Saved entries

════════════════

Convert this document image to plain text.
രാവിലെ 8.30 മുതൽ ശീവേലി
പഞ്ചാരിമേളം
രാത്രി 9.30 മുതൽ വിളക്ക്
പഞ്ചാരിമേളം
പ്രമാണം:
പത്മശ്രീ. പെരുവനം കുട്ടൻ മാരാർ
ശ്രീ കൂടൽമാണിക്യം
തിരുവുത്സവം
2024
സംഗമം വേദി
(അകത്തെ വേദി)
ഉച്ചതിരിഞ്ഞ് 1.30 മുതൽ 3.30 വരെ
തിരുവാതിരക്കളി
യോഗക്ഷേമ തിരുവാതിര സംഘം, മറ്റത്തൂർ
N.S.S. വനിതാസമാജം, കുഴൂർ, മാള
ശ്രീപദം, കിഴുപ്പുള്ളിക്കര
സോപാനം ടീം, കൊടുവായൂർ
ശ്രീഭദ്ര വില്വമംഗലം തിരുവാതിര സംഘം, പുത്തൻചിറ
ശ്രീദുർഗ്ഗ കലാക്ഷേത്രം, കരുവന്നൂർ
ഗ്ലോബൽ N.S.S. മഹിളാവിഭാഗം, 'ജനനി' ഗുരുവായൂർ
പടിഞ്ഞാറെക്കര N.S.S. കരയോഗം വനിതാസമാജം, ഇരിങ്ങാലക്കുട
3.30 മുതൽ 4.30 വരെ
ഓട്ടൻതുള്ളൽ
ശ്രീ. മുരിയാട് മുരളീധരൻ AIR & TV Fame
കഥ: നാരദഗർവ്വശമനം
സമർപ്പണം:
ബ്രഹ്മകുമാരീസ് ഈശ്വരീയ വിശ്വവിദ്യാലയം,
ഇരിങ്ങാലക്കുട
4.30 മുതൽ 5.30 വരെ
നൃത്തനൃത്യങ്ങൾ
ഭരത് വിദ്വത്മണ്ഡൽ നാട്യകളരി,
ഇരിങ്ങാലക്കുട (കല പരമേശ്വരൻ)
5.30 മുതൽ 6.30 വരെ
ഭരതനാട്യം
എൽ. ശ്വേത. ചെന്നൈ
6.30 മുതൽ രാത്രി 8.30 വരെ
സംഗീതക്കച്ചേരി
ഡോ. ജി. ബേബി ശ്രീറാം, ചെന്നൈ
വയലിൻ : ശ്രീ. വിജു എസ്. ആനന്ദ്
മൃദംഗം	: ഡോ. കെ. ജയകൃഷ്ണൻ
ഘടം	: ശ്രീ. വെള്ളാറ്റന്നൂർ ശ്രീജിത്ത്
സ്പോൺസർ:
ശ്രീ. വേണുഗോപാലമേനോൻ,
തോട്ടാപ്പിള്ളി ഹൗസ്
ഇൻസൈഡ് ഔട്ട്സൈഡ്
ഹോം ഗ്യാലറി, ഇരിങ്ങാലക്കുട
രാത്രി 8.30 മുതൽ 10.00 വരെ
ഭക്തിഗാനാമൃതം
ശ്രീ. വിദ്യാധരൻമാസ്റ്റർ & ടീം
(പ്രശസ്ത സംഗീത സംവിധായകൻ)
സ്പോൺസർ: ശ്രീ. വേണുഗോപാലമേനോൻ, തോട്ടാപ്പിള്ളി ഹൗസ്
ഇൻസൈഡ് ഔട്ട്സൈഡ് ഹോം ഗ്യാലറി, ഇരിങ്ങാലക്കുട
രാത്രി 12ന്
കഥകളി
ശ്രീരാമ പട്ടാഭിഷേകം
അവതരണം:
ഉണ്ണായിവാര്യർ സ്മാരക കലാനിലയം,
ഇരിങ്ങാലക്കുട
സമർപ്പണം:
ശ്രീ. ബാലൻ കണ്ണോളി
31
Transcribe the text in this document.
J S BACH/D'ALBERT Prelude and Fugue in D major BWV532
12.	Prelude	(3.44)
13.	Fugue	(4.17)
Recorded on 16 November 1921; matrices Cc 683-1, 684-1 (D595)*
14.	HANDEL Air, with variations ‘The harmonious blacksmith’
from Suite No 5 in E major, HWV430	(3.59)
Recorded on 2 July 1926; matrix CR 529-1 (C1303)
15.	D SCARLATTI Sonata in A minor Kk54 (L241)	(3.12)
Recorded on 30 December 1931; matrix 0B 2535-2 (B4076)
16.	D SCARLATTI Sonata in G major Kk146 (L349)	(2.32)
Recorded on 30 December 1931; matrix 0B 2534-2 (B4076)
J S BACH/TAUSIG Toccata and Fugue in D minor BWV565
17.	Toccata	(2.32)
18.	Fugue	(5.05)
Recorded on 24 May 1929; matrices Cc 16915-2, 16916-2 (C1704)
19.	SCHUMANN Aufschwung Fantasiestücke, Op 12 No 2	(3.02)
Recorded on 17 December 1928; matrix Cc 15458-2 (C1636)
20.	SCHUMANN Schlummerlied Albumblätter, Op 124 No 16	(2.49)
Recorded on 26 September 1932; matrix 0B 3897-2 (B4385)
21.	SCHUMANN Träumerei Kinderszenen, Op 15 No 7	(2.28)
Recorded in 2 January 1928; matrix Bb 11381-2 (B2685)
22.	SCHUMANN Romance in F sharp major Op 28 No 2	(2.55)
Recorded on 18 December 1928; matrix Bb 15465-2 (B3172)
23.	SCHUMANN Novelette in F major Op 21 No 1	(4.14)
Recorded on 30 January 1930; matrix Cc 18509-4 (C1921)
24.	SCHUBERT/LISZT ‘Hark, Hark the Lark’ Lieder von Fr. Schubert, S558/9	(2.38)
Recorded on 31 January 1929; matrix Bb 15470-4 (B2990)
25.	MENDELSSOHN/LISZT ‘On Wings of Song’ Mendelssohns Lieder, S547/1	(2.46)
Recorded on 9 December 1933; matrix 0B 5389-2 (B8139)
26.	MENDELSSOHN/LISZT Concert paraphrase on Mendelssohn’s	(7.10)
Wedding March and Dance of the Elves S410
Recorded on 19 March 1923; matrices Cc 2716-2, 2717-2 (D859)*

════════════════

** Description of the task **
Print all of the entries exactly as they are written.

** In response **
Convert this document image to plain text.
രാവിലെ 8.30 മുതൽ ശീവേലി
പഞ്ചാരിമേളം
രാത്രി 9.30 മുതൽ വിളക്ക്
പഞ്ചാരിമേളം
പ്രമാണം:
പത്മശ്രീ. പെരുവനം കുട്ടൻ മാരാർ
ശ്രീ കൂടൽമാണിക്യം
തിരുവുത്സവം
2024
സംഗമം വേദി
(അകത്തെ വേദി)
ഉച്ചതിരിഞ്ഞ് 1.30 മുതൽ 3.30 വരെ
തിരുവാതിരക്കളി
യോഗക്ഷേമ തിരുവാതിര സംഘം, മറ്റത്തൂർ
N.S.S. വനിതാസമാജം, കുഴൂർ, മാള
ശ്രീപദം, കിഴുപ്പുള്ളിക്കര
സോപാനം ടീം, കൊടുവായൂർ
ശ്രീഭദ്ര വില്വമംഗലം തിരുവാതിര സംഘം, പുത്തൻചിറ
ശ്രീദുർഗ്ഗ കലാക്ഷേത്രം, കരുവന്നൂർ
ഗ്ലോബൽ N.S.S. മഹിളാവിഭാഗം, 'ജനനി' ഗുരുവായൂർ
പടിഞ്ഞാറെക്കര N.S.S. കരയോഗം വനിതാസമാജം, ഇരിങ്ങാലക്കുട
3.30 മുതൽ 4.30 വരെ
ഓട്ടൻതുള്ളൽ
ശ്രീ. മുരിയാട് മുരളീധരൻ AIR & TV Fame
കഥ: നാരദഗർവ്വശമനം
സമർപ്പണം:
ബ്രഹ്മകുമാരീസ് ഈശ്വരീയ വിശ്വവിദ്യാലയം,
ഇരിങ്ങാലക്കുട
4.30 മുതൽ 5.30 വരെ
നൃത്തനൃത്യങ്ങൾ
ഭരത് വിദ്വത്മണ്ഡൽ നാട്യകളരി,
ഇരിങ്ങാലക്കുട (കല പരമേശ്വരൻ)
5.30 മുതൽ 6.30 വരെ
ഭരതനാട്യം
എൽ. ശ്വേത. ചെന്നൈ
6.30 മുതൽ രാത്രി 8.30 വരെ
സംഗീതക്കച്ചേരി
ഡോ. ജി. ബേബി ശ്രീറാം, ചെന്നൈ
വയലിൻ : ശ്രീ. വിജു എസ്. ആനന്ദ്
മൃദംഗം	: ഡോ. കെ. ജയകൃഷ്ണൻ
ഘടം	: ശ്രീ. വെള്ളാറ്റന്നൂർ ശ്രീജിത്ത്
സ്പോൺസർ:
ശ്രീ. വേണുഗോപാലമേനോൻ,
തോട്ടാപ്പിള്ളി ഹൗസ്
ഇൻസൈഡ് ഔട്ട്സൈഡ്
ഹോം ഗ്യാലറി, ഇരിങ്ങാലക്കുട
രാത്രി 8.30 മുതൽ 10.00 വരെ
ഭക്തിഗാനാമൃതം
ശ്രീ. വിദ്യാധരൻമാസ്റ്റർ & ടീം
(പ്രശസ്ത സംഗീത സംവിധായകൻ)
സ്പോൺസർ: ശ്രീ. വേണുഗോപാലമേനോൻ, തോട്ടാപ്പിള്ളി ഹൗസ്
ഇൻസൈഡ് ഔട്ട്സൈഡ് ഹോം ഗ്യാലറി, ഇരിങ്ങാലക്കുട
രാത്രി 12ന്
കഥകളി
ശ്രീരാമ പട്ടാഭിഷേകം
അവതരണം:
ഉണ്ണായിവാര്യർ സ്മാരക കലാനിലയം,
ഇരിങ്ങാലക്കുട
സമർപ്പണം:
ശ്രീ. ബാലൻ കണ്ണോളി
31
Transcribe the text in this document.
J S BACH/D'ALBERT Prelude and Fugue in D major BWV532
12.	Prelude	(3.44)
13.	Fugue	(4.17)
Recorded on 16 November 1921; matrices Cc 683-1, 684-1 (D595)*
14.	HANDEL Air, with variations ‘The harmonious blacksmith’
from Suite No 5 in E major, HWV430	(3.59)
Recorded on 2 July 1926; matrix CR 529-1 (C1303)
15.	D SCARLATTI Sonata in A minor Kk54 (L241)	(3.12)
Recorded on 30 December 1931; matrix 0B 2535-2 (B4076)
16.	D SCARLATTI Sonata in G major Kk146 (L349)	(2.32)
Recorded on 30 December 1931; matrix 0B 2534-2 (B4076)
J S BACH/TAUSIG Toccata and Fugue in D minor BWV565
17.	Toccata	(2.32)
18.	Fugue	(5.05)
Recorded on 24 May 1929; matrices Cc 16915-2, 16916-2 (C1704)
19.	SCHUMANN Aufschwung Fantasiestücke, Op 12 No 2	(3.02)
Recorded on 17 December 1928; matrix Cc 15458-2 (C1636)
20.	SCHUMANN Schlummerlied Albumblätter, Op 124 No 16	(2.49)
Recorded on 26 September 1932; matrix 0B 3897-2 (B4385)
21.	SCHUMANN Träumerei Kinderszenen, Op 15 No 7	(2.28)
Recorded in 2 January 1928; matrix Bb 11381-2 (B2685)
22.	SCHUMANN Romance in F sharp major Op 28 No 2	(2.55)
Recorded on 18 December 1928; matrix Bb 15465-2 (B3172)
23.	SCHUMANN Novelette in F major Op 21 No 1	(4.14)
Recorded on 30 January 1930; matrix Cc 18509-4 (C1921)
24.	SCHUBERT/LISZT ‘Hark, Hark the Lark’ Lieder von Fr. Schubert, S558/9	(2.38)
Recorded on 31 January 1929; matrix Bb 15470-4 (B2990)
25.	MENDELSSOHN/LISZT ‘On Wings of Song’ Mendelssohns Lieder, S547/1	(2.46)
Recorded on 9 December 1933; matrix 0B 5389-2 (B8139)
26.	MENDELSSOHN/LISZT Concert paraphrase on Mendelssohn’s	(7.10)
Wedding March and Dance of the Elves S410
Recorded on 19 March 1923; matrices Cc 2716-2, 2717-2 (D859)*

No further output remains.